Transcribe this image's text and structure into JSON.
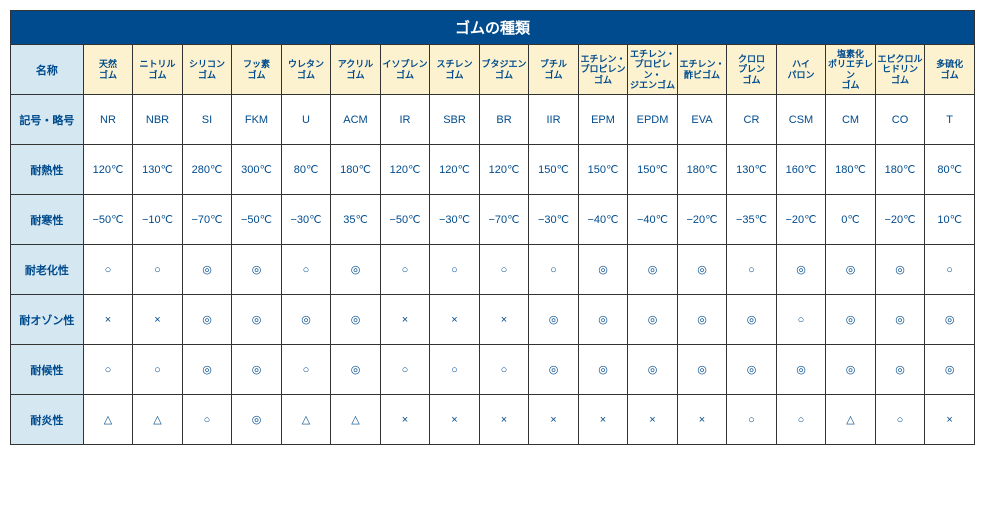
{
  "title": "ゴムの種類",
  "colors": {
    "title_bg": "#004b8d",
    "title_fg": "#ffffff",
    "header_bg": "#fdf2d0",
    "rowlabel_bg": "#d5e8f2",
    "text": "#004b8d",
    "border": "#333333"
  },
  "columns": [
    "名称",
    "天然\nゴム",
    "ニトリル\nゴム",
    "シリコン\nゴム",
    "フッ素\nゴム",
    "ウレタン\nゴム",
    "アクリル\nゴム",
    "イソプレン\nゴム",
    "スチレン\nゴム",
    "ブタジエン\nゴム",
    "ブチル\nゴム",
    "エチレン・\nプロピレン\nゴム",
    "エチレン・\nプロピレン・\nジエンゴム",
    "エチレン・\n酢ビゴム",
    "クロロ\nプレン\nゴム",
    "ハイ\nパロン",
    "塩素化\nポリエチレン\nゴム",
    "エピクロル\nヒドリン\nゴム",
    "多硫化\nゴム"
  ],
  "rows": [
    {
      "label": "記号・略号",
      "cells": [
        "NR",
        "NBR",
        "SI",
        "FKM",
        "U",
        "ACM",
        "IR",
        "SBR",
        "BR",
        "IIR",
        "EPM",
        "EPDM",
        "EVA",
        "CR",
        "CSM",
        "CM",
        "CO",
        "T"
      ]
    },
    {
      "label": "耐熱性",
      "cells": [
        "120℃",
        "130℃",
        "280℃",
        "300℃",
        "80℃",
        "180℃",
        "120℃",
        "120℃",
        "120℃",
        "150℃",
        "150℃",
        "150℃",
        "180℃",
        "130℃",
        "160℃",
        "180℃",
        "180℃",
        "80℃"
      ]
    },
    {
      "label": "耐寒性",
      "cells": [
        "−50℃",
        "−10℃",
        "−70℃",
        "−50℃",
        "−30℃",
        "35℃",
        "−50℃",
        "−30℃",
        "−70℃",
        "−30℃",
        "−40℃",
        "−40℃",
        "−20℃",
        "−35℃",
        "−20℃",
        "0℃",
        "−20℃",
        "10℃"
      ]
    },
    {
      "label": "耐老化性",
      "cells": [
        "○",
        "○",
        "◎",
        "◎",
        "○",
        "◎",
        "○",
        "○",
        "○",
        "○",
        "◎",
        "◎",
        "◎",
        "○",
        "◎",
        "◎",
        "◎",
        "○"
      ]
    },
    {
      "label": "耐オゾン性",
      "cells": [
        "×",
        "×",
        "◎",
        "◎",
        "◎",
        "◎",
        "×",
        "×",
        "×",
        "◎",
        "◎",
        "◎",
        "◎",
        "◎",
        "○",
        "◎",
        "◎",
        "◎"
      ]
    },
    {
      "label": "耐候性",
      "cells": [
        "○",
        "○",
        "◎",
        "◎",
        "○",
        "◎",
        "○",
        "○",
        "○",
        "◎",
        "◎",
        "◎",
        "◎",
        "◎",
        "◎",
        "◎",
        "◎",
        "◎"
      ]
    },
    {
      "label": "耐炎性",
      "cells": [
        "△",
        "△",
        "○",
        "◎",
        "△",
        "△",
        "×",
        "×",
        "×",
        "×",
        "×",
        "×",
        "×",
        "○",
        "○",
        "△",
        "○",
        "×"
      ]
    }
  ]
}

§

- Short task -
Each line above is to be copied verbatim. Drop any image from the copy.

- The result -
Transcribe this image's text and structure into JSON.
{
  "title": "ゴムの種類",
  "colors": {
    "title_bg": "#004b8d",
    "title_fg": "#ffffff",
    "header_bg": "#fdf2d0",
    "rowlabel_bg": "#d5e8f2",
    "text": "#004b8d",
    "border": "#333333"
  },
  "columns": [
    "名称",
    "天然\nゴム",
    "ニトリル\nゴム",
    "シリコン\nゴム",
    "フッ素\nゴム",
    "ウレタン\nゴム",
    "アクリル\nゴム",
    "イソプレン\nゴム",
    "スチレン\nゴム",
    "ブタジエン\nゴム",
    "ブチル\nゴム",
    "エチレン・\nプロピレン\nゴム",
    "エチレン・\nプロピレン・\nジエンゴム",
    "エチレン・\n酢ビゴム",
    "クロロ\nプレン\nゴム",
    "ハイ\nパロン",
    "塩素化\nポリエチレン\nゴム",
    "エピクロル\nヒドリン\nゴム",
    "多硫化\nゴム"
  ],
  "rows": [
    {
      "label": "記号・略号",
      "cells": [
        "NR",
        "NBR",
        "SI",
        "FKM",
        "U",
        "ACM",
        "IR",
        "SBR",
        "BR",
        "IIR",
        "EPM",
        "EPDM",
        "EVA",
        "CR",
        "CSM",
        "CM",
        "CO",
        "T"
      ]
    },
    {
      "label": "耐熱性",
      "cells": [
        "120℃",
        "130℃",
        "280℃",
        "300℃",
        "80℃",
        "180℃",
        "120℃",
        "120℃",
        "120℃",
        "150℃",
        "150℃",
        "150℃",
        "180℃",
        "130℃",
        "160℃",
        "180℃",
        "180℃",
        "80℃"
      ]
    },
    {
      "label": "耐寒性",
      "cells": [
        "−50℃",
        "−10℃",
        "−70℃",
        "−50℃",
        "−30℃",
        "35℃",
        "−50℃",
        "−30℃",
        "−70℃",
        "−30℃",
        "−40℃",
        "−40℃",
        "−20℃",
        "−35℃",
        "−20℃",
        "0℃",
        "−20℃",
        "10℃"
      ]
    },
    {
      "label": "耐老化性",
      "cells": [
        "○",
        "○",
        "◎",
        "◎",
        "○",
        "◎",
        "○",
        "○",
        "○",
        "○",
        "◎",
        "◎",
        "◎",
        "○",
        "◎",
        "◎",
        "◎",
        "○"
      ]
    },
    {
      "label": "耐オゾン性",
      "cells": [
        "×",
        "×",
        "◎",
        "◎",
        "◎",
        "◎",
        "×",
        "×",
        "×",
        "◎",
        "◎",
        "◎",
        "◎",
        "◎",
        "○",
        "◎",
        "◎",
        "◎"
      ]
    },
    {
      "label": "耐候性",
      "cells": [
        "○",
        "○",
        "◎",
        "◎",
        "○",
        "◎",
        "○",
        "○",
        "○",
        "◎",
        "◎",
        "◎",
        "◎",
        "◎",
        "◎",
        "◎",
        "◎",
        "◎"
      ]
    },
    {
      "label": "耐炎性",
      "cells": [
        "△",
        "△",
        "○",
        "◎",
        "△",
        "△",
        "×",
        "×",
        "×",
        "×",
        "×",
        "×",
        "×",
        "○",
        "○",
        "△",
        "○",
        "×"
      ]
    }
  ]
}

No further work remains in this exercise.